(Stored items)
· · ·

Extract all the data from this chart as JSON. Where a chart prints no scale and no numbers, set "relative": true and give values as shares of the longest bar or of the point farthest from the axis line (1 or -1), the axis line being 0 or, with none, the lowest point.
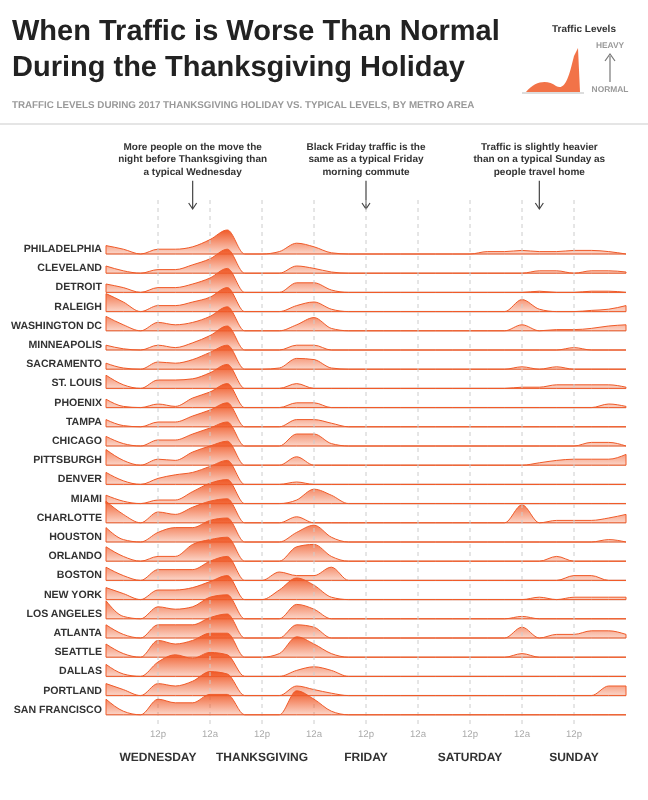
{
  "chart_data": [
    {
      "type": "area",
      "relative": true,
      "title": "When Traffic is Worse Than Normal During the Thanksgiving Holiday",
      "subtitle": "TRAFFIC LEVELS DURING 2017 THANKSGIVING HOLIDAY VS. TYPICAL LEVELS, BY METRO AREA",
      "legend_title": "Traffic Levels",
      "annotations": [
        "More people on the move the night before Thanksgiving than a typical Wednesday",
        "Black Friday traffic is the same as a typical Friday morning commute",
        "Traffic is slightly heavier than on a typical Sunday as people travel home",
        "HEAVY",
        "NORMAL"
      ],
      "categories": [
        null,
        null,
        null,
        null,
        null,
        null,
        null,
        null,
        null,
        null,
        null,
        null,
        null,
        null,
        null,
        null,
        null,
        null,
        null,
        null,
        null,
        null,
        null,
        null,
        null,
        null,
        null,
        null,
        null,
        null,
        null
      ],
      "series": [
        {
          "name": "PHILADELPHIA",
          "color": "#f05a28",
          "values": [
            0.35,
            0.2,
            0,
            0.2,
            0.2,
            0.3,
            0.6,
            1,
            0,
            0,
            0.1,
            0.45,
            0.3,
            0.05,
            0,
            0,
            0,
            0,
            0,
            0,
            0,
            0,
            0.1,
            0.1,
            0.15,
            0.1,
            0.1,
            0.15,
            0.15,
            0.1,
            0
          ]
        }
      ]
    },
    {
      "type": "area",
      "relative": true,
      "categories": [
        null,
        null,
        null,
        null,
        null,
        null,
        null,
        null,
        null,
        null,
        null,
        null,
        null,
        null,
        null,
        null,
        null,
        null,
        null,
        null,
        null,
        null,
        null,
        null,
        null,
        null,
        null,
        null,
        null,
        null,
        null
      ],
      "series": [
        {
          "name": "CLEVELAND",
          "color": "#f05a28",
          "values": [
            0.3,
            0.1,
            0,
            0.15,
            0.15,
            0.35,
            0.6,
            1,
            0,
            0,
            0,
            0.3,
            0.2,
            0.05,
            0,
            0,
            0,
            0,
            0,
            0,
            0,
            0,
            0,
            0,
            0,
            0.1,
            0.1,
            0,
            0.1,
            0.1,
            0.05
          ]
        }
      ]
    },
    {
      "type": "area",
      "relative": true,
      "categories": [
        null,
        null,
        null,
        null,
        null,
        null,
        null,
        null,
        null,
        null,
        null,
        null,
        null,
        null,
        null,
        null,
        null,
        null,
        null,
        null,
        null,
        null,
        null,
        null,
        null,
        null,
        null,
        null,
        null,
        null,
        null
      ],
      "series": [
        {
          "name": "DETROIT",
          "color": "#f05a28",
          "values": [
            0.35,
            0.2,
            0,
            0.2,
            0.2,
            0.35,
            0.6,
            1,
            0,
            0,
            0,
            0.4,
            0.4,
            0.1,
            0,
            0,
            0,
            0,
            0,
            0,
            0,
            0,
            0,
            0,
            0,
            0.05,
            0,
            0,
            0.05,
            0.05,
            0
          ]
        }
      ]
    },
    {
      "type": "area",
      "relative": true,
      "categories": [
        null,
        null,
        null,
        null,
        null,
        null,
        null,
        null,
        null,
        null,
        null,
        null,
        null,
        null,
        null,
        null,
        null,
        null,
        null,
        null,
        null,
        null,
        null,
        null,
        null,
        null,
        null,
        null,
        null,
        null,
        null
      ],
      "series": [
        {
          "name": "RALEIGH",
          "color": "#f05a28",
          "values": [
            0.75,
            0.4,
            0,
            0.25,
            0.25,
            0.4,
            0.6,
            1,
            0,
            0,
            0,
            0.25,
            0.4,
            0.1,
            0,
            0,
            0,
            0,
            0,
            0,
            0,
            0,
            0,
            0,
            0.5,
            0.1,
            0,
            0,
            0.05,
            0.1,
            0.25
          ]
        }
      ]
    },
    {
      "type": "area",
      "relative": true,
      "categories": [
        null,
        null,
        null,
        null,
        null,
        null,
        null,
        null,
        null,
        null,
        null,
        null,
        null,
        null,
        null,
        null,
        null,
        null,
        null,
        null,
        null,
        null,
        null,
        null,
        null,
        null,
        null,
        null,
        null,
        null,
        null
      ],
      "series": [
        {
          "name": "WASHINGTON DC",
          "color": "#f05a28",
          "values": [
            0.6,
            0.25,
            0,
            0.35,
            0.25,
            0.35,
            0.6,
            1,
            0,
            0,
            0,
            0.25,
            0.55,
            0.1,
            0,
            0,
            0,
            0,
            0,
            0,
            0,
            0,
            0,
            0,
            0.25,
            0,
            0.05,
            0.05,
            0.1,
            0.2,
            0.25
          ]
        }
      ]
    },
    {
      "type": "area",
      "relative": true,
      "categories": [
        null,
        null,
        null,
        null,
        null,
        null,
        null,
        null,
        null,
        null,
        null,
        null,
        null,
        null,
        null,
        null,
        null,
        null,
        null,
        null,
        null,
        null,
        null,
        null,
        null,
        null,
        null,
        null,
        null,
        null,
        null
      ],
      "series": [
        {
          "name": "MINNEAPOLIS",
          "color": "#f05a28",
          "values": [
            0.2,
            0.05,
            0,
            0.2,
            0.1,
            0.3,
            0.6,
            1,
            0,
            0,
            0,
            0.2,
            0.2,
            0,
            0,
            0,
            0,
            0,
            0,
            0,
            0,
            0,
            0,
            0,
            0,
            0,
            0,
            0.1,
            0,
            0,
            0
          ]
        }
      ]
    },
    {
      "type": "area",
      "relative": true,
      "categories": [
        null,
        null,
        null,
        null,
        null,
        null,
        null,
        null,
        null,
        null,
        null,
        null,
        null,
        null,
        null,
        null,
        null,
        null,
        null,
        null,
        null,
        null,
        null,
        null,
        null,
        null,
        null,
        null,
        null,
        null,
        null
      ],
      "series": [
        {
          "name": "SACRAMENTO",
          "color": "#f05a28",
          "values": [
            0.25,
            0.05,
            0,
            0.3,
            0.25,
            0.4,
            0.7,
            1,
            0,
            0,
            0.05,
            0.45,
            0.4,
            0.05,
            0,
            0,
            0,
            0,
            0,
            0,
            0,
            0,
            0,
            0,
            0.1,
            0,
            0.1,
            0,
            0,
            0,
            0
          ]
        }
      ]
    },
    {
      "type": "area",
      "relative": true,
      "categories": [
        null,
        null,
        null,
        null,
        null,
        null,
        null,
        null,
        null,
        null,
        null,
        null,
        null,
        null,
        null,
        null,
        null,
        null,
        null,
        null,
        null,
        null,
        null,
        null,
        null,
        null,
        null,
        null,
        null,
        null,
        null
      ],
      "series": [
        {
          "name": "ST. LOUIS",
          "color": "#f05a28",
          "values": [
            0.55,
            0.15,
            0,
            0.35,
            0.35,
            0.4,
            0.65,
            1,
            0,
            0,
            0,
            0.2,
            0,
            0,
            0,
            0,
            0,
            0,
            0,
            0,
            0,
            0,
            0,
            0,
            0.05,
            0.05,
            0.15,
            0.15,
            0.15,
            0.15,
            0.05
          ]
        }
      ]
    },
    {
      "type": "area",
      "relative": true,
      "categories": [
        null,
        null,
        null,
        null,
        null,
        null,
        null,
        null,
        null,
        null,
        null,
        null,
        null,
        null,
        null,
        null,
        null,
        null,
        null,
        null,
        null,
        null,
        null,
        null,
        null,
        null,
        null,
        null,
        null,
        null,
        null
      ],
      "series": [
        {
          "name": "PHOENIX",
          "color": "#f05a28",
          "values": [
            0.35,
            0.05,
            0,
            0.15,
            0.05,
            0.4,
            0.65,
            1,
            0,
            0,
            0,
            0.2,
            0.2,
            0,
            0,
            0,
            0,
            0,
            0,
            0,
            0,
            0,
            0,
            0,
            0,
            0,
            0,
            0,
            0,
            0.15,
            0.05
          ]
        }
      ]
    },
    {
      "type": "area",
      "relative": true,
      "categories": [
        null,
        null,
        null,
        null,
        null,
        null,
        null,
        null,
        null,
        null,
        null,
        null,
        null,
        null,
        null,
        null,
        null,
        null,
        null,
        null,
        null,
        null,
        null,
        null,
        null,
        null,
        null,
        null,
        null,
        null,
        null
      ],
      "series": [
        {
          "name": "TAMPA",
          "color": "#f05a28",
          "values": [
            0.3,
            0.05,
            0,
            0.2,
            0.2,
            0.45,
            0.7,
            1,
            0,
            0,
            0,
            0.3,
            0.3,
            0.15,
            0,
            0,
            0,
            0,
            0,
            0,
            0,
            0,
            0,
            0,
            0,
            0,
            0,
            0,
            0,
            0,
            0
          ]
        }
      ]
    },
    {
      "type": "area",
      "relative": true,
      "categories": [
        null,
        null,
        null,
        null,
        null,
        null,
        null,
        null,
        null,
        null,
        null,
        null,
        null,
        null,
        null,
        null,
        null,
        null,
        null,
        null,
        null,
        null,
        null,
        null,
        null,
        null,
        null,
        null,
        null,
        null,
        null
      ],
      "series": [
        {
          "name": "CHICAGO",
          "color": "#f05a28",
          "values": [
            0.4,
            0.1,
            0,
            0.25,
            0.25,
            0.5,
            0.75,
            1,
            0,
            0,
            0,
            0.5,
            0.5,
            0.1,
            0,
            0,
            0,
            0,
            0,
            0,
            0,
            0,
            0,
            0,
            0,
            0,
            0,
            0,
            0.15,
            0.15,
            0
          ]
        }
      ]
    },
    {
      "type": "area",
      "relative": true,
      "categories": [
        null,
        null,
        null,
        null,
        null,
        null,
        null,
        null,
        null,
        null,
        null,
        null,
        null,
        null,
        null,
        null,
        null,
        null,
        null,
        null,
        null,
        null,
        null,
        null,
        null,
        null,
        null,
        null,
        null,
        null,
        null
      ],
      "series": [
        {
          "name": "PITTSBURGH",
          "color": "#f05a28",
          "values": [
            0.65,
            0.2,
            0,
            0.25,
            0.2,
            0.55,
            0.8,
            1,
            0,
            0,
            0,
            0.35,
            0,
            0,
            0,
            0,
            0,
            0,
            0,
            0,
            0,
            0,
            0,
            0,
            0,
            0.1,
            0.2,
            0.25,
            0.25,
            0.25,
            0.45
          ]
        }
      ]
    },
    {
      "type": "area",
      "relative": true,
      "categories": [
        null,
        null,
        null,
        null,
        null,
        null,
        null,
        null,
        null,
        null,
        null,
        null,
        null,
        null,
        null,
        null,
        null,
        null,
        null,
        null,
        null,
        null,
        null,
        null,
        null,
        null,
        null,
        null,
        null,
        null,
        null
      ],
      "series": [
        {
          "name": "DENVER",
          "color": "#f05a28",
          "values": [
            0.5,
            0.15,
            0,
            0.25,
            0.4,
            0.5,
            0.75,
            1,
            0,
            0,
            0,
            0.1,
            0,
            0,
            0,
            0,
            0,
            0,
            0,
            0,
            0,
            0,
            0,
            0,
            0,
            0,
            0,
            0,
            0,
            0,
            0
          ]
        }
      ]
    },
    {
      "type": "area",
      "relative": true,
      "categories": [
        null,
        null,
        null,
        null,
        null,
        null,
        null,
        null,
        null,
        null,
        null,
        null,
        null,
        null,
        null,
        null,
        null,
        null,
        null,
        null,
        null,
        null,
        null,
        null,
        null,
        null,
        null,
        null,
        null,
        null,
        null
      ],
      "series": [
        {
          "name": "MIAMI",
          "color": "#f05a28",
          "values": [
            0.35,
            0.1,
            0,
            0.15,
            0.15,
            0.5,
            0.85,
            1,
            0,
            0,
            0,
            0.15,
            0.6,
            0.35,
            0,
            0,
            0,
            0,
            0,
            0,
            0,
            0,
            0,
            0,
            0,
            0,
            0,
            0,
            0,
            0,
            0
          ]
        }
      ]
    },
    {
      "type": "area",
      "relative": true,
      "categories": [
        null,
        null,
        null,
        null,
        null,
        null,
        null,
        null,
        null,
        null,
        null,
        null,
        null,
        null,
        null,
        null,
        null,
        null,
        null,
        null,
        null,
        null,
        null,
        null,
        null,
        null,
        null,
        null,
        null,
        null,
        null
      ],
      "series": [
        {
          "name": "CHARLOTTE",
          "color": "#f05a28",
          "values": [
            0.9,
            0.35,
            0,
            0.45,
            0.35,
            0.65,
            0.9,
            1,
            0,
            0,
            0,
            0.25,
            0,
            0,
            0,
            0,
            0,
            0,
            0,
            0,
            0,
            0,
            0,
            0,
            0.75,
            0,
            0.1,
            0.1,
            0.1,
            0.2,
            0.35
          ]
        }
      ]
    },
    {
      "type": "area",
      "relative": true,
      "categories": [
        null,
        null,
        null,
        null,
        null,
        null,
        null,
        null,
        null,
        null,
        null,
        null,
        null,
        null,
        null,
        null,
        null,
        null,
        null,
        null,
        null,
        null,
        null,
        null,
        null,
        null,
        null,
        null,
        null,
        null,
        null
      ],
      "series": [
        {
          "name": "HOUSTON",
          "color": "#f05a28",
          "values": [
            0.6,
            0.1,
            0,
            0.4,
            0.6,
            0.6,
            0.9,
            1,
            0,
            0,
            0,
            0.4,
            0.7,
            0.2,
            0,
            0,
            0,
            0,
            0,
            0,
            0,
            0,
            0,
            0,
            0,
            0,
            0,
            0,
            0,
            0.1,
            0
          ]
        }
      ]
    },
    {
      "type": "area",
      "relative": true,
      "categories": [
        null,
        null,
        null,
        null,
        null,
        null,
        null,
        null,
        null,
        null,
        null,
        null,
        null,
        null,
        null,
        null,
        null,
        null,
        null,
        null,
        null,
        null,
        null,
        null,
        null,
        null,
        null,
        null,
        null,
        null,
        null
      ],
      "series": [
        {
          "name": "ORLANDO",
          "color": "#f05a28",
          "values": [
            0.6,
            0.2,
            0,
            0.2,
            0.2,
            0.7,
            0.9,
            1,
            0,
            0,
            0,
            0.6,
            0.7,
            0.2,
            0,
            0,
            0,
            0,
            0,
            0,
            0,
            0,
            0,
            0,
            0,
            0,
            0.2,
            0,
            0,
            0,
            0
          ]
        }
      ]
    },
    {
      "type": "area",
      "relative": true,
      "categories": [
        null,
        null,
        null,
        null,
        null,
        null,
        null,
        null,
        null,
        null,
        null,
        null,
        null,
        null,
        null,
        null,
        null,
        null,
        null,
        null,
        null,
        null,
        null,
        null,
        null,
        null,
        null,
        null,
        null,
        null,
        null
      ],
      "series": [
        {
          "name": "BOSTON",
          "color": "#f05a28",
          "values": [
            0.55,
            0.2,
            0,
            0.45,
            0.45,
            0.45,
            0.8,
            1,
            0,
            0,
            0.35,
            0.2,
            0.2,
            0.55,
            0,
            0,
            0,
            0,
            0,
            0,
            0,
            0,
            0,
            0,
            0,
            0,
            0,
            0.2,
            0.2,
            0,
            0
          ]
        }
      ]
    },
    {
      "type": "area",
      "relative": true,
      "categories": [
        null,
        null,
        null,
        null,
        null,
        null,
        null,
        null,
        null,
        null,
        null,
        null,
        null,
        null,
        null,
        null,
        null,
        null,
        null,
        null,
        null,
        null,
        null,
        null,
        null,
        null,
        null,
        null,
        null,
        null,
        null
      ],
      "series": [
        {
          "name": "NEW YORK",
          "color": "#f05a28",
          "values": [
            0.5,
            0.25,
            0,
            0.4,
            0.4,
            0.5,
            0.75,
            1,
            0,
            0,
            0.4,
            0.9,
            0.6,
            0.1,
            0,
            0,
            0,
            0,
            0,
            0,
            0,
            0,
            0,
            0,
            0,
            0.1,
            0,
            0.1,
            0.1,
            0.1,
            0.1
          ]
        }
      ]
    },
    {
      "type": "area",
      "relative": true,
      "categories": [
        null,
        null,
        null,
        null,
        null,
        null,
        null,
        null,
        null,
        null,
        null,
        null,
        null,
        null,
        null,
        null,
        null,
        null,
        null,
        null,
        null,
        null,
        null,
        null,
        null,
        null,
        null,
        null,
        null,
        null,
        null
      ],
      "series": [
        {
          "name": "LOS ANGELES",
          "color": "#f05a28",
          "values": [
            0.75,
            0.1,
            0,
            0.5,
            0.4,
            0.5,
            0.9,
            1,
            0,
            0,
            0,
            0.6,
            0.4,
            0,
            0,
            0,
            0,
            0,
            0,
            0,
            0,
            0,
            0,
            0,
            0.1,
            0,
            0,
            0,
            0,
            0,
            0
          ]
        }
      ]
    },
    {
      "type": "area",
      "relative": true,
      "categories": [
        null,
        null,
        null,
        null,
        null,
        null,
        null,
        null,
        null,
        null,
        null,
        null,
        null,
        null,
        null,
        null,
        null,
        null,
        null,
        null,
        null,
        null,
        null,
        null,
        null,
        null,
        null,
        null,
        null,
        null,
        null
      ],
      "series": [
        {
          "name": "ATLANTA",
          "color": "#f05a28",
          "values": [
            0.55,
            0.15,
            0,
            0.55,
            0.55,
            0.55,
            0.85,
            1,
            0,
            0,
            0,
            0.55,
            0.45,
            0,
            0,
            0,
            0,
            0,
            0,
            0,
            0,
            0,
            0,
            0,
            0.45,
            0,
            0.15,
            0.15,
            0.3,
            0.3,
            0.15
          ]
        }
      ]
    },
    {
      "type": "area",
      "relative": true,
      "categories": [
        null,
        null,
        null,
        null,
        null,
        null,
        null,
        null,
        null,
        null,
        null,
        null,
        null,
        null,
        null,
        null,
        null,
        null,
        null,
        null,
        null,
        null,
        null,
        null,
        null,
        null,
        null,
        null,
        null,
        null,
        null
      ],
      "series": [
        {
          "name": "SEATTLE",
          "color": "#f05a28",
          "values": [
            0.55,
            0.15,
            0,
            0.7,
            0.55,
            0.7,
            1,
            1,
            0,
            0,
            0.15,
            0.85,
            0.55,
            0.15,
            0,
            0,
            0,
            0,
            0,
            0,
            0,
            0,
            0,
            0,
            0.15,
            0,
            0,
            0,
            0,
            0,
            0
          ]
        }
      ]
    },
    {
      "type": "area",
      "relative": true,
      "categories": [
        null,
        null,
        null,
        null,
        null,
        null,
        null,
        null,
        null,
        null,
        null,
        null,
        null,
        null,
        null,
        null,
        null,
        null,
        null,
        null,
        null,
        null,
        null,
        null,
        null,
        null,
        null,
        null,
        null,
        null,
        null
      ],
      "series": [
        {
          "name": "DALLAS",
          "color": "#f05a28",
          "values": [
            0.5,
            0.1,
            0,
            0.6,
            0.9,
            0.75,
            1,
            0.9,
            0,
            0,
            0,
            0.25,
            0.4,
            0.25,
            0,
            0,
            0,
            0,
            0,
            0,
            0,
            0,
            0,
            0,
            0,
            0,
            0,
            0,
            0,
            0,
            0
          ]
        }
      ]
    },
    {
      "type": "area",
      "relative": true,
      "categories": [
        null,
        null,
        null,
        null,
        null,
        null,
        null,
        null,
        null,
        null,
        null,
        null,
        null,
        null,
        null,
        null,
        null,
        null,
        null,
        null,
        null,
        null,
        null,
        null,
        null,
        null,
        null,
        null,
        null,
        null,
        null
      ],
      "series": [
        {
          "name": "PORTLAND",
          "color": "#f05a28",
          "values": [
            0.5,
            0.25,
            0,
            0.5,
            0.4,
            0.6,
            1,
            0.9,
            0,
            0,
            0,
            0.4,
            0.25,
            0.1,
            0,
            0,
            0,
            0,
            0,
            0,
            0,
            0,
            0,
            0,
            0,
            0,
            0,
            0,
            0,
            0.4,
            0.4
          ]
        }
      ]
    },
    {
      "type": "area",
      "relative": true,
      "grid": "x",
      "annotations": [
        "WEDNESDAY",
        "THANKSGIVING",
        "FRIDAY",
        "SATURDAY",
        "SUNDAY"
      ],
      "categories": [
        null,
        null,
        null,
        "12p",
        null,
        null,
        "12a",
        null,
        null,
        "12p",
        null,
        null,
        "12a",
        null,
        null,
        "12p",
        null,
        null,
        "12a",
        null,
        null,
        "12p",
        null,
        null,
        "12a",
        null,
        null,
        "12p",
        null,
        null,
        null
      ],
      "series": [
        {
          "name": "SAN FRANCISCO",
          "color": "#f05a28",
          "values": [
            0.65,
            0.15,
            0,
            0.65,
            0.5,
            0.5,
            0.85,
            0.85,
            0,
            0,
            0,
            1,
            0.65,
            0.15,
            0,
            0,
            0,
            0,
            0,
            0,
            0,
            0,
            0,
            0,
            0,
            0,
            0,
            0,
            0,
            0,
            0
          ]
        }
      ]
    }
  ]
}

· · ·

## REQUEST:
The lines above form a set of records; determine how many of them contain the string "people" and give that number alone.

## TASK ANSWER:
2